[Items listed in a dataset]

..........

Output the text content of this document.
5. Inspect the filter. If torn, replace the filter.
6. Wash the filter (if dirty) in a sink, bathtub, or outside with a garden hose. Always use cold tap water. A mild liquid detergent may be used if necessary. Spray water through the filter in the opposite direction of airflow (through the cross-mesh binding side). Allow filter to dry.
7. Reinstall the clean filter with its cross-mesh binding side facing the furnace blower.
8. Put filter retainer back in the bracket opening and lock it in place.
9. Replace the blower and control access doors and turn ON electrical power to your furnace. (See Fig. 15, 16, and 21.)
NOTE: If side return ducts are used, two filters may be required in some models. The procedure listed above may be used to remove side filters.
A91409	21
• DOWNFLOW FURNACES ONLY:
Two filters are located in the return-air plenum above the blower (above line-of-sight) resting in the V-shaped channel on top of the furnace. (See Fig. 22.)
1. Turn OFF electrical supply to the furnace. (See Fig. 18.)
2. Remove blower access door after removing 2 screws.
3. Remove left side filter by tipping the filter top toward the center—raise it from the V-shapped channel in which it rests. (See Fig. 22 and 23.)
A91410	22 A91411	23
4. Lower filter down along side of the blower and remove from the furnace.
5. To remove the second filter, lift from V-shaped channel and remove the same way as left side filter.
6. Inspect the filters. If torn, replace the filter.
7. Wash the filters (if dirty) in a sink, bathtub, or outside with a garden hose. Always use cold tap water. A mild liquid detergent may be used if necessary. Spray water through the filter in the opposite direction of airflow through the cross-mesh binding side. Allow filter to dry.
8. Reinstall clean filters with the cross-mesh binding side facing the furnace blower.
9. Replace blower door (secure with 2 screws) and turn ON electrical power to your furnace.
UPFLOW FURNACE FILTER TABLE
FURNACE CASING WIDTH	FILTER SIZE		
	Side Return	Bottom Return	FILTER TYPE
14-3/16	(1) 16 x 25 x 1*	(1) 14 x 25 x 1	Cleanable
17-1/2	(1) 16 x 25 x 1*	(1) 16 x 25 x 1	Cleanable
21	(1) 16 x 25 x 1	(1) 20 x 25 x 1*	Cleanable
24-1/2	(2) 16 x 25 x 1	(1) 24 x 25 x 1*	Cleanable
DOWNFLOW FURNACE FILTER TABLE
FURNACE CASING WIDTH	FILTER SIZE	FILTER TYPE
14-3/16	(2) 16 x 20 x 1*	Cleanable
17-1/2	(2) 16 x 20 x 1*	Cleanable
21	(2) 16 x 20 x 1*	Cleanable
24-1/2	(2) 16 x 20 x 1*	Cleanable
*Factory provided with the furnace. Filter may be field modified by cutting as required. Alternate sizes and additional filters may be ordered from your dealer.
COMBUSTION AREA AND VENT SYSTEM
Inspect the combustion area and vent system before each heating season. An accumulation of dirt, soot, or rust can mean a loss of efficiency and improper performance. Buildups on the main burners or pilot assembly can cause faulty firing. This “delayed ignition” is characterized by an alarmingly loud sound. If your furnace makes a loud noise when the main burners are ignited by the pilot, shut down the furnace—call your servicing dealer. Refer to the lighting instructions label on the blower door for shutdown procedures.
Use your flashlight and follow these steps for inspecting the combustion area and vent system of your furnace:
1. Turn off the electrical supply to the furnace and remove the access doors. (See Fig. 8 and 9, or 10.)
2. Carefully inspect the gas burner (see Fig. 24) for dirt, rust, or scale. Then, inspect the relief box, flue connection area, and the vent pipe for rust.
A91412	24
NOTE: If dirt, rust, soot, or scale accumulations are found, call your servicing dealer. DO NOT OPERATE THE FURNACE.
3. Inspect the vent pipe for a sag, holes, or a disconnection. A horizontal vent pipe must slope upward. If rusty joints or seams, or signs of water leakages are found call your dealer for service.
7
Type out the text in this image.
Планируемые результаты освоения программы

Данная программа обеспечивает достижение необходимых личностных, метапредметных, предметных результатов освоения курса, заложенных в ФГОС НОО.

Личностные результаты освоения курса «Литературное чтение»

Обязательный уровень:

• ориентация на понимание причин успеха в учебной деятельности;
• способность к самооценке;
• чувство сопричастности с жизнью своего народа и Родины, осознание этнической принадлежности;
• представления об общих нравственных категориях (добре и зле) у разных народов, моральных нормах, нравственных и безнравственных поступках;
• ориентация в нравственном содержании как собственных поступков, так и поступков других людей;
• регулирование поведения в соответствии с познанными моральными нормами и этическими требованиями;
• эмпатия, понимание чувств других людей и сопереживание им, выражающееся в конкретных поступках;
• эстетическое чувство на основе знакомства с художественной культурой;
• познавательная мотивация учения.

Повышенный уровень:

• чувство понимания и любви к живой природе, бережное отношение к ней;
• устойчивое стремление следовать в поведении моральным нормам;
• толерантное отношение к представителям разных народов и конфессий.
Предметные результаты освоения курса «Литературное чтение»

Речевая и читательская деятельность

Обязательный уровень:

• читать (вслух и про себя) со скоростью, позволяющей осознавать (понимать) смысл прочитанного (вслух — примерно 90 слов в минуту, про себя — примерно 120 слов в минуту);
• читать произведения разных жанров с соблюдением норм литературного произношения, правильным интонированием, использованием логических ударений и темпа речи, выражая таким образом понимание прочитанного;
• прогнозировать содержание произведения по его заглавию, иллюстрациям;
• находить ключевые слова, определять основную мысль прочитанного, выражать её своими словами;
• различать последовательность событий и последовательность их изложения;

..........

__Exercise instructions__
Return, word for word, each line from the line that contains "Type out the text in this image." to the end of the listing above; include both end lines and nothing else.

__Output for this task__
Type out the text in this image.
Планируемые результаты освоения программы

Данная программа обеспечивает достижение необходимых личностных, метапредметных, предметных результатов освоения курса, заложенных в ФГОС НОО.

Личностные результаты освоения курса «Литературное чтение»

Обязательный уровень:

• ориентация на понимание причин успеха в учебной деятельности;
• способность к самооценке;
• чувство сопричастности с жизнью своего народа и Родины, осознание этнической принадлежности;
• представления об общих нравственных категориях (добре и зле) у разных народов, моральных нормах, нравственных и безнравственных поступках;
• ориентация в нравственном содержании как собственных поступков, так и поступков других людей;
• регулирование поведения в соответствии с познанными моральными нормами и этическими требованиями;
• эмпатия, понимание чувств других людей и сопереживание им, выражающееся в конкретных поступках;
• эстетическое чувство на основе знакомства с художественной культурой;
• познавательная мотивация учения.

Повышенный уровень:

• чувство понимания и любви к живой природе, бережное отношение к ней;
• устойчивое стремление следовать в поведении моральным нормам;
• толерантное отношение к представителям разных народов и конфессий.
Предметные результаты освоения курса «Литературное чтение»

Речевая и читательская деятельность

Обязательный уровень:

• читать (вслух и про себя) со скоростью, позволяющей осознавать (понимать) смысл прочитанного (вслух — примерно 90 слов в минуту, про себя — примерно 120 слов в минуту);
• читать произведения разных жанров с соблюдением норм литературного произношения, правильным интонированием, использованием логических ударений и темпа речи, выражая таким образом понимание прочитанного;
• прогнозировать содержание произведения по его заглавию, иллюстрациям;
• находить ключевые слова, определять основную мысль прочитанного, выражать её своими словами;
• различать последовательность событий и последовательность их изложения;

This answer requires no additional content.